> **Given data**:
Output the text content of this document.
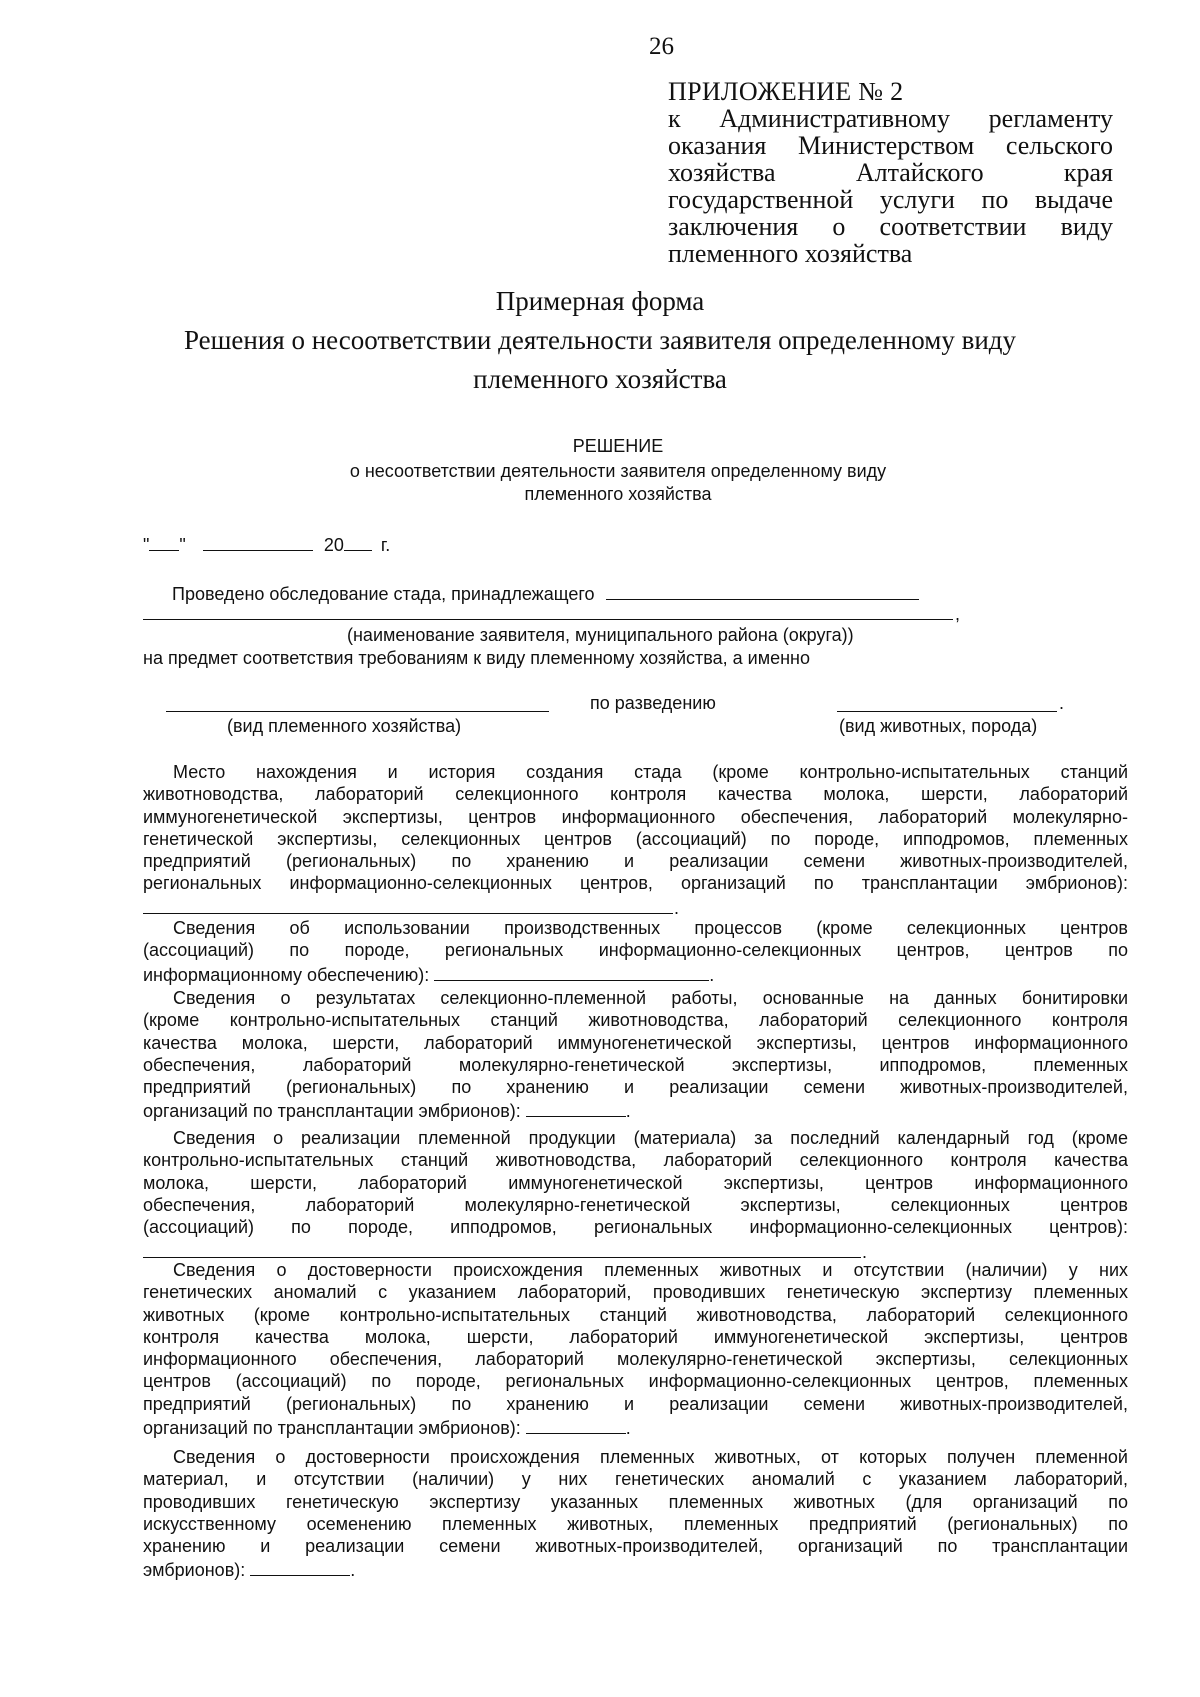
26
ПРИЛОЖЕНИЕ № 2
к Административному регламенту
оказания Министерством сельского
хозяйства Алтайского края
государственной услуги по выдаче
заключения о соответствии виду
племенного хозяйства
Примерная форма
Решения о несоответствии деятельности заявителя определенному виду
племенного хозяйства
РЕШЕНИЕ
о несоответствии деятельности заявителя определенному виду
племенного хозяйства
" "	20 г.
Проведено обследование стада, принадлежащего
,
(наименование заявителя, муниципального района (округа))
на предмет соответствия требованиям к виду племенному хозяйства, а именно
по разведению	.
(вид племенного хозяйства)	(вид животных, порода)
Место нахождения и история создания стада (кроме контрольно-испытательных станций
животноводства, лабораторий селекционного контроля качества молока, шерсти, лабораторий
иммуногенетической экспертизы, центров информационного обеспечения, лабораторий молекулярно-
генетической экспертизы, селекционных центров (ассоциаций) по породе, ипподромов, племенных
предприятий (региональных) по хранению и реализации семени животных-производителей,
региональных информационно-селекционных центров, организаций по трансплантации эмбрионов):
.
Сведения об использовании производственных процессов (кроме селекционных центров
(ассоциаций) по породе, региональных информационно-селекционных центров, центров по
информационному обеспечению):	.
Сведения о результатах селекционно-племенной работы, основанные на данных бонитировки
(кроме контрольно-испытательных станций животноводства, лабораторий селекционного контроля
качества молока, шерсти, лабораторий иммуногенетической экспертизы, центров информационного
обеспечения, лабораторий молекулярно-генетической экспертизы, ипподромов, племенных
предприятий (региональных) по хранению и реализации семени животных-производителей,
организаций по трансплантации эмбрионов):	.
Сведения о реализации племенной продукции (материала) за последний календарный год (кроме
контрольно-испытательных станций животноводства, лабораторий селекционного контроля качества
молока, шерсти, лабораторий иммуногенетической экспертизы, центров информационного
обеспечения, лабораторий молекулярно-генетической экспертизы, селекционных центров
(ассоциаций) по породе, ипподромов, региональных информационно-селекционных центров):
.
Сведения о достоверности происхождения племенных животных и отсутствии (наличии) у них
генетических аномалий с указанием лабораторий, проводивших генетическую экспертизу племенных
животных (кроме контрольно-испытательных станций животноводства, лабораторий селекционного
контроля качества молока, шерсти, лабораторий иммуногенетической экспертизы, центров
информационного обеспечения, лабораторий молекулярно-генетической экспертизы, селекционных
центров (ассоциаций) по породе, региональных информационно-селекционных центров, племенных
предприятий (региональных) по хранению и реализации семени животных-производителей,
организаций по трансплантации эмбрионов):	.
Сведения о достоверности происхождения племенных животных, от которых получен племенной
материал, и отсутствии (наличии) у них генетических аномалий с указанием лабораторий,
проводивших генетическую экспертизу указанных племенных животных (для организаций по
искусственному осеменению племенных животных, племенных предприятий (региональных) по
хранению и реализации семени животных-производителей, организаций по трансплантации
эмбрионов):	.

> **Task brief**:
Copy every entry exactly as written. Pictures are excluded.

> **Task result**:
Output the text content of this document.
26
ПРИЛОЖЕНИЕ № 2
к Административному регламенту
оказания Министерством сельского
хозяйства Алтайского края
государственной услуги по выдаче
заключения о соответствии виду
племенного хозяйства
Примерная форма
Решения о несоответствии деятельности заявителя определенному виду
племенного хозяйства
РЕШЕНИЕ
о несоответствии деятельности заявителя определенному виду
племенного хозяйства
" "	20 г.
Проведено обследование стада, принадлежащего
,
(наименование заявителя, муниципального района (округа))
на предмет соответствия требованиям к виду племенному хозяйства, а именно
по разведению	.
(вид племенного хозяйства)	(вид животных, порода)
Место нахождения и история создания стада (кроме контрольно-испытательных станций
животноводства, лабораторий селекционного контроля качества молока, шерсти, лабораторий
иммуногенетической экспертизы, центров информационного обеспечения, лабораторий молекулярно-
генетической экспертизы, селекционных центров (ассоциаций) по породе, ипподромов, племенных
предприятий (региональных) по хранению и реализации семени животных-производителей,
региональных информационно-селекционных центров, организаций по трансплантации эмбрионов):
.
Сведения об использовании производственных процессов (кроме селекционных центров
(ассоциаций) по породе, региональных информационно-селекционных центров, центров по
информационному обеспечению):	.
Сведения о результатах селекционно-племенной работы, основанные на данных бонитировки
(кроме контрольно-испытательных станций животноводства, лабораторий селекционного контроля
качества молока, шерсти, лабораторий иммуногенетической экспертизы, центров информационного
обеспечения, лабораторий молекулярно-генетической экспертизы, ипподромов, племенных
предприятий (региональных) по хранению и реализации семени животных-производителей,
организаций по трансплантации эмбрионов):	.
Сведения о реализации племенной продукции (материала) за последний календарный год (кроме
контрольно-испытательных станций животноводства, лабораторий селекционного контроля качества
молока, шерсти, лабораторий иммуногенетической экспертизы, центров информационного
обеспечения, лабораторий молекулярно-генетической экспертизы, селекционных центров
(ассоциаций) по породе, ипподромов, региональных информационно-селекционных центров):
.
Сведения о достоверности происхождения племенных животных и отсутствии (наличии) у них
генетических аномалий с указанием лабораторий, проводивших генетическую экспертизу племенных
животных (кроме контрольно-испытательных станций животноводства, лабораторий селекционного
контроля качества молока, шерсти, лабораторий иммуногенетической экспертизы, центров
информационного обеспечения, лабораторий молекулярно-генетической экспертизы, селекционных
центров (ассоциаций) по породе, региональных информационно-селекционных центров, племенных
предприятий (региональных) по хранению и реализации семени животных-производителей,
организаций по трансплантации эмбрионов):	.
Сведения о достоверности происхождения племенных животных, от которых получен племенной
материал, и отсутствии (наличии) у них генетических аномалий с указанием лабораторий,
проводивших генетическую экспертизу указанных племенных животных (для организаций по
искусственному осеменению племенных животных, племенных предприятий (региональных) по
хранению и реализации семени животных-производителей, организаций по трансплантации
эмбрионов):	.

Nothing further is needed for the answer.